### EXTRACTED MATERIAL ###

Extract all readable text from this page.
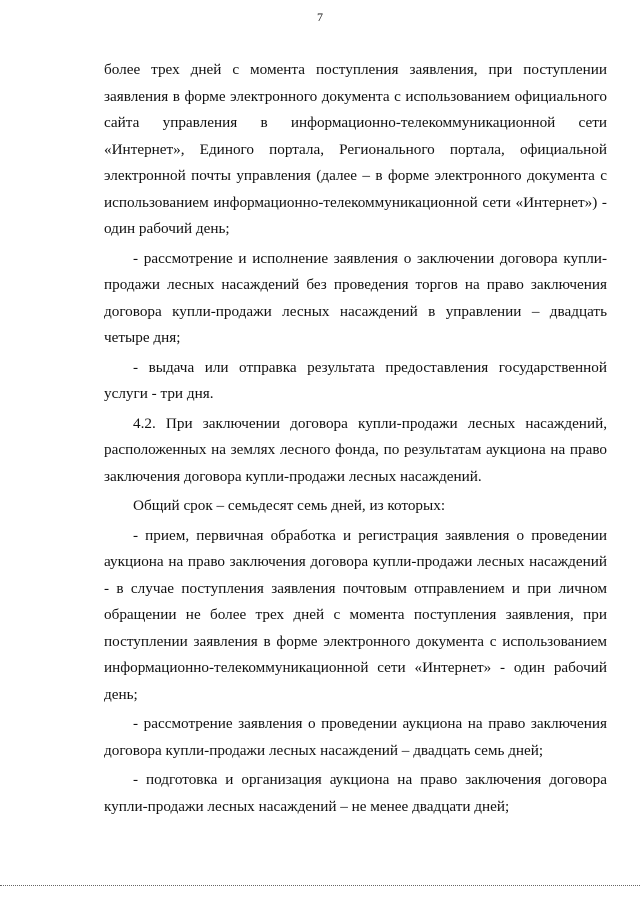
7

более трех дней с момента поступления заявления, при поступлении заявления в форме электронного документа с использованием официального сайта управления в информационно-телекоммуникационной сети «Интернет», Единого портала, Регионального портала, официальной электронной почты управления (далее – в форме электронного документа с использованием информационно-телекоммуникационной сети «Интернет») - один рабочий день;

- рассмотрение и исполнение заявления о заключении договора купли-продажи лесных насаждений без проведения торгов на право заключения договора купли-продажи лесных насаждений в управлении – двадцать четыре дня;

- выдача или отправка результата предоставления государственной услуги - три дня.

4.2. При заключении договора купли-продажи лесных насаждений, расположенных на землях лесного фонда, по результатам аукциона на право заключения договора купли-продажи лесных насаждений.

Общий срок – семьдесят семь дней, из которых:

- прием, первичная обработка и регистрация заявления о проведении аукциона на право заключения договора купли-продажи лесных насаждений - в случае поступления заявления почтовым отправлением и при личном обращении не более трех дней с момента поступления заявления, при поступлении заявления в форме электронного документа с использованием информационно-телекоммуникационной сети «Интернет» - один рабочий день;

- рассмотрение заявления о проведении аукциона на право заключения договора купли-продажи лесных насаждений – двадцать семь дней;

- подготовка и организация аукциона на право заключения договора купли-продажи лесных насаждений – не менее двадцати дней;
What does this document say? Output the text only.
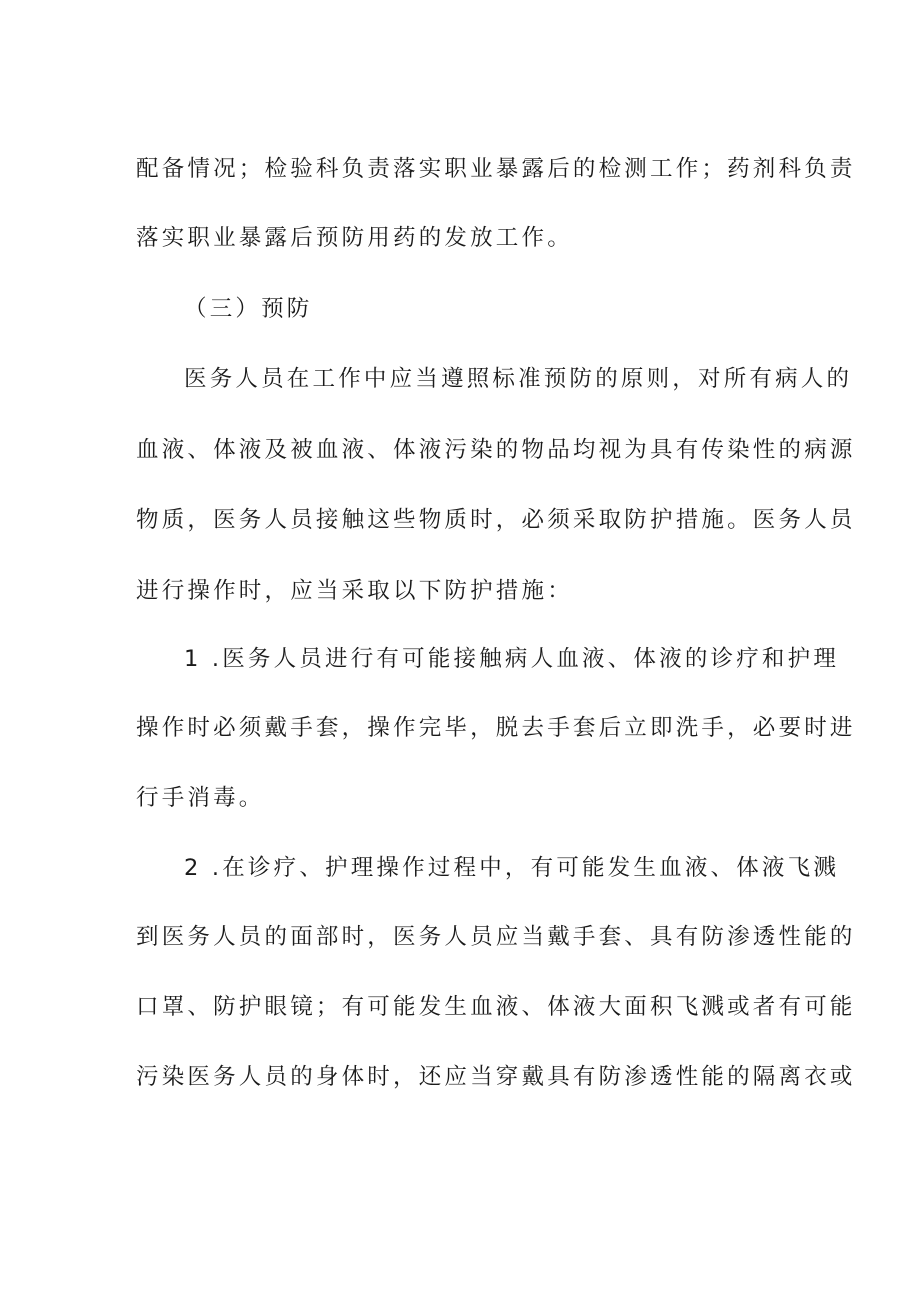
配备情况；检验科负责落实职业暴露后的检测工作；药剂科负责
落实职业暴露后预防用药的发放工作。
（三）预防
医务人员在工作中应当遵照标准预防的原则，对所有病人的
血液、体液及被血液、体液污染的物品均视为具有传染性的病源
物质，医务人员接触这些物质时，必须采取防护措施。医务人员
进行操作时，应当采取以下防护措施：
1 .医务人员进行有可能接触病人血液、体液的诊疗和护理
操作时必须戴手套，操作完毕，脱去手套后立即洗手，必要时进
行手消毒。
2 .在诊疗、护理操作过程中，有可能发生血液、体液飞溅
到医务人员的面部时，医务人员应当戴手套、具有防渗透性能的
口罩、防护眼镜；有可能发生血液、体液大面积飞溅或者有可能
污染医务人员的身体时，还应当穿戴具有防渗透性能的隔离衣或
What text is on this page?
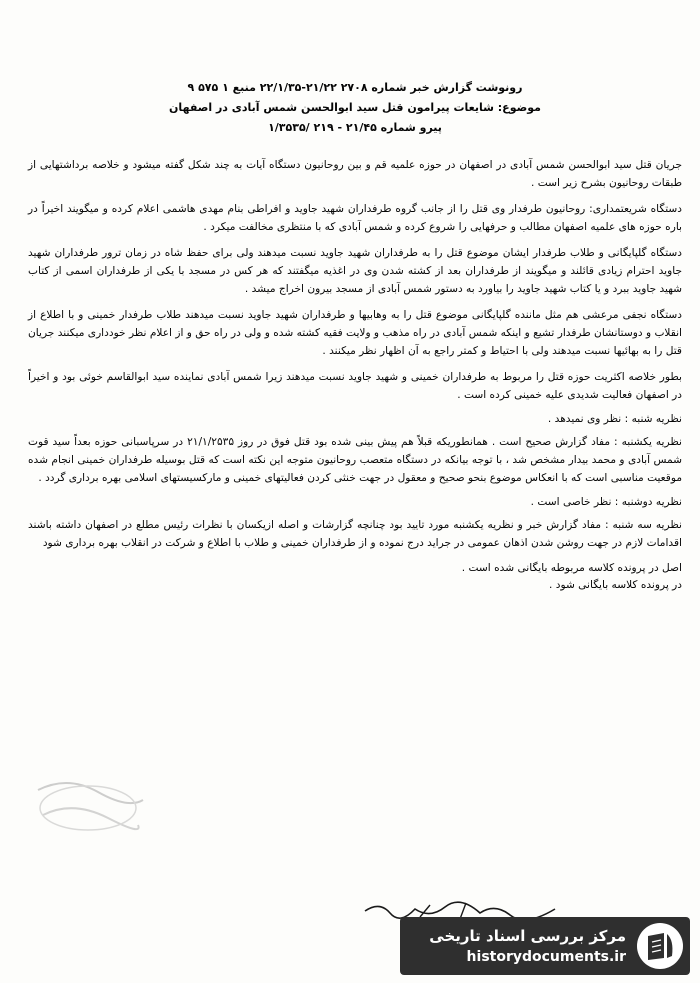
رونوشت گزارش خبر شماره ۲۷۰۸ ۲۱/۲۲-۲۲/۱/۳۵ منبع ۱ ۵۷۵ ۹
موضوع: شایعات پیرامون قتل سید ابوالحسن شمس آبادی در اصفهان
پیرو شماره ۲۱/۴۵ - ۲۱۹ /۱/۳۵۳۵

جریان قتل سید ابوالحسن شمس آبادی در اصفهان در حوزه علمیه قم و بین روحانیون دستگاه آیات به چند شکل گفته میشود و خلاصه برداشتهایی از طبقات روحانیون بشرح زیر است .

دستگاه شریعتمداری: روحانیون طرفدار وی قتل را از جانب گروه طرفداران شهید جاوید و افراطی بنام مهدی هاشمی اعلام کرده و میگویند اخیراً در باره حوزه های علمیه اصفهان مطالب و حرفهایی را شروع کرده و شمس آبادی که با منتظری مخالفت میکرد .

دستگاه گلپایگانی و طلاب طرفدار ایشان موضوع قتل را به طرفداران شهید جاوید نسبت میدهند ولی برای حفظ شاه در زمان ترور طرفداران شهید جاوید احترام زیادی قائلند و میگویند از طرفداران بعد از کشته شدن وی در اغذیه میگفتند که هر کس در مسجد با یکی از طرفداران اسمی از کتاب شهید جاوید ببرد و یا کتاب شهید جاوید را بیاورد به دستور شمس آبادی از مسجد بیرون اخراج میشد .

دستگاه نجفی مرعشی هم مثل ماننده گلپایگانی موضوع قتل را به وهابیها و طرفداران شهید جاوید نسبت میدهند طلاب طرفدار خمینی و با اطلاع از انقلاب و دوستانشان طرفدار تشیع و اینکه شمس آبادی در راه مذهب و ولایت فقیه کشته شده و ولی در راه حق و از اعلام نظر خودداری میکنند جریان قتل را به بهائیها نسبت میدهند ولی با احتیاط و کمتر راجع به آن اظهار نظر میکنند .

بطور خلاصه اکثریت حوزه قتل را مربوط به طرفداران خمینی و شهید جاوید نسبت میدهند زیرا شمس آبادی نماینده سید ابوالقاسم خوئی بود و اخیراً در اصفهان فعالیت شدیدی علیه خمینی کرده است .

نظریه شنبه : نظر وی نمیدهد .

نظریه یکشنبه : مفاد گزارش صحیح است . همانطوریکه قبلاً هم پیش بینی شده بود قتل فوق در روز ۲۱/۱/۲۵۳۵ در سرپاسبانی حوزه بعداً سید قوت شمس آبادی و محمد بیدار مشخص شد ، با توجه بیانکه در دستگاه متعصب روحانیون متوجه این نکته است که قتل بوسیله طرفداران خمینی انجام شده موقعیت مناسبی است که با انعکاس موضوع بنحو صحیح و معقول در جهت خنثی کردن فعالیتهای خمینی و مارکسیستهای اسلامی بهره برداری گردد .

نظریه دوشنبه : نظر خاصی است .

نظریه سه شنبه : مفاد گزارش خبر و نظریه یکشنبه مورد تایید بود چنانچه گزارشات و اصله ازیکسان با نظرات رئیس مطلع در اصفهان داشته باشند اقدامات لازم در جهت روشن شدن اذهان عمومی در جراید درج نموده و از طرفداران خمینی و طلاب با اطلاع و شرکت در انقلاب بهره برداری شود

اصل در پرونده کلاسه مربوطه بایگانی شده است .
در پرونده کلاسه بایگانی شود .
مرکز بررسی اسناد تاریخی
historydocuments.ir
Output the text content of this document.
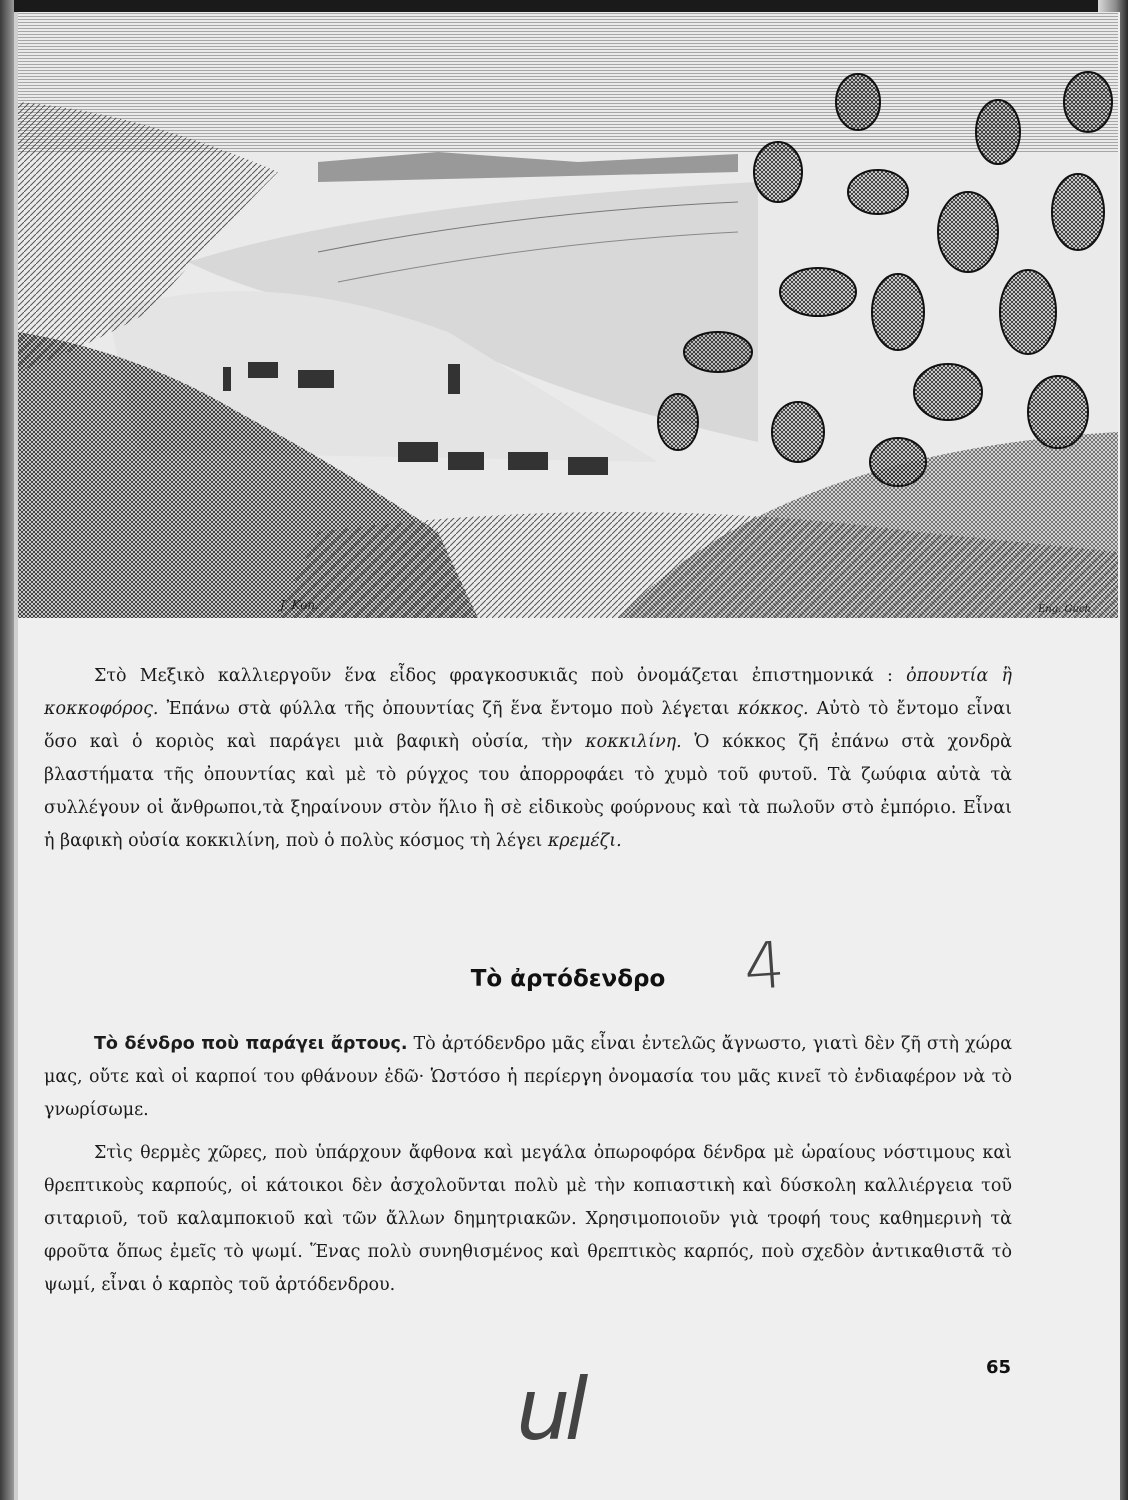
J. Kon.	Eng. Guch
Στὸ Μεξικὸ καλλιεργοῦν ἕνα εἶδος φραγκοσυκιᾶς ποὺ ὀνομάζεται ἐπιστημονικά : ὀπουντία ἢ κοκκοφόρος. Ἐπάνω στὰ φύλλα τῆς ὀπουντίας ζῆ ἕνα ἔντομο ποὺ λέγεται κόκκος. Αὐτὸ τὸ ἔντομο εἶναι ὅσο καὶ ὁ κοριὸς καὶ παράγει μιὰ βαφικὴ οὐσία, τὴν κοκκιλίνη. Ὁ κόκκος ζῆ ἐπάνω στὰ χονδρὰ βλαστήματα τῆς ὀπουντίας καὶ μὲ τὸ ρύγχος του ἀπορροφάει τὸ χυμὸ τοῦ φυτοῦ. Τὰ ζωύφια αὐτὰ τὰ συλλέγουν οἱ ἄνθρωποι,τὰ ξηραίνουν στὸν ἥλιο ἢ σὲ εἰδικοὺς φούρνους καὶ τὰ πωλοῦν στὸ ἐμπόριο. Εἶναι ἡ βαφικὴ οὐσία κοκκιλίνη, ποὺ ὁ πολὺς κόσμος τὴ λέγει κρεμέζι.
Τὸ ἀρτόδενδρο	4
Τὸ δένδρο ποὺ παράγει ἄρτους. Τὸ ἀρτόδενδρο μᾶς εἶναι ἐντελῶς ἄγνωστο, γιατὶ δὲν ζῆ στὴ χώρα μας, οὔτε καὶ οἱ καρποί του φθάνουν ἐδῶ· Ὡστόσο ἡ περίεργη ὀνομασία του μᾶς κινεῖ τὸ ἐνδιαφέρον νὰ τὸ γνωρίσωμε.
Στὶς θερμὲς χῶρες, ποὺ ὑπάρχουν ἄφθονα καὶ μεγάλα ὀπωροφόρα δένδρα μὲ ὡραίους νόστιμους καὶ θρεπτικοὺς καρπούς, οἱ κάτοικοι δὲν ἀσχολοῦνται πολὺ μὲ τὴν κοπιαστικὴ καὶ δύσκολη καλλιέργεια τοῦ σιταριοῦ, τοῦ καλαμποκιοῦ καὶ τῶν ἄλλων δημητριακῶν. Χρησιμοποιοῦν γιὰ τροφή τους καθημερινὴ τὰ φροῦτα ὅπως ἐμεῖς τὸ ψωμί. Ἕνας πολὺ συνηθισμένος καὶ θρεπτικὸς καρπός, ποὺ σχεδὸν ἀντικαθιστᾶ τὸ ψωμί, εἶναι ὁ καρπὸς τοῦ ἀρτόδενδρου.
65
ul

###

→ **WHAT TO DO**
Copy out every line of the listing that contains the string "рабочий".

→ **FINAL RESULT**
более трех дней с момента поступления заявления, при поступлении заявления в форме электронного документа с использованием официального сайта управления в информационно-телекоммуникационной сети «Интернет», Единого портала, Регионального портала, официальной электронной почты управления (далее – в форме электронного документа с использованием информационно-телекоммуникационной сети «Интернет») - один рабочий день;
- прием, первичная обработка и регистрация заявления о проведении аукциона на право заключения договора купли-продажи лесных насаждений - в случае поступления заявления почтовым отправлением и при личном обращении не более трех дней с момента поступления заявления, при поступлении заявления в форме электронного документа с использованием информационно-телекоммуникационной сети «Интернет» - один рабочий день;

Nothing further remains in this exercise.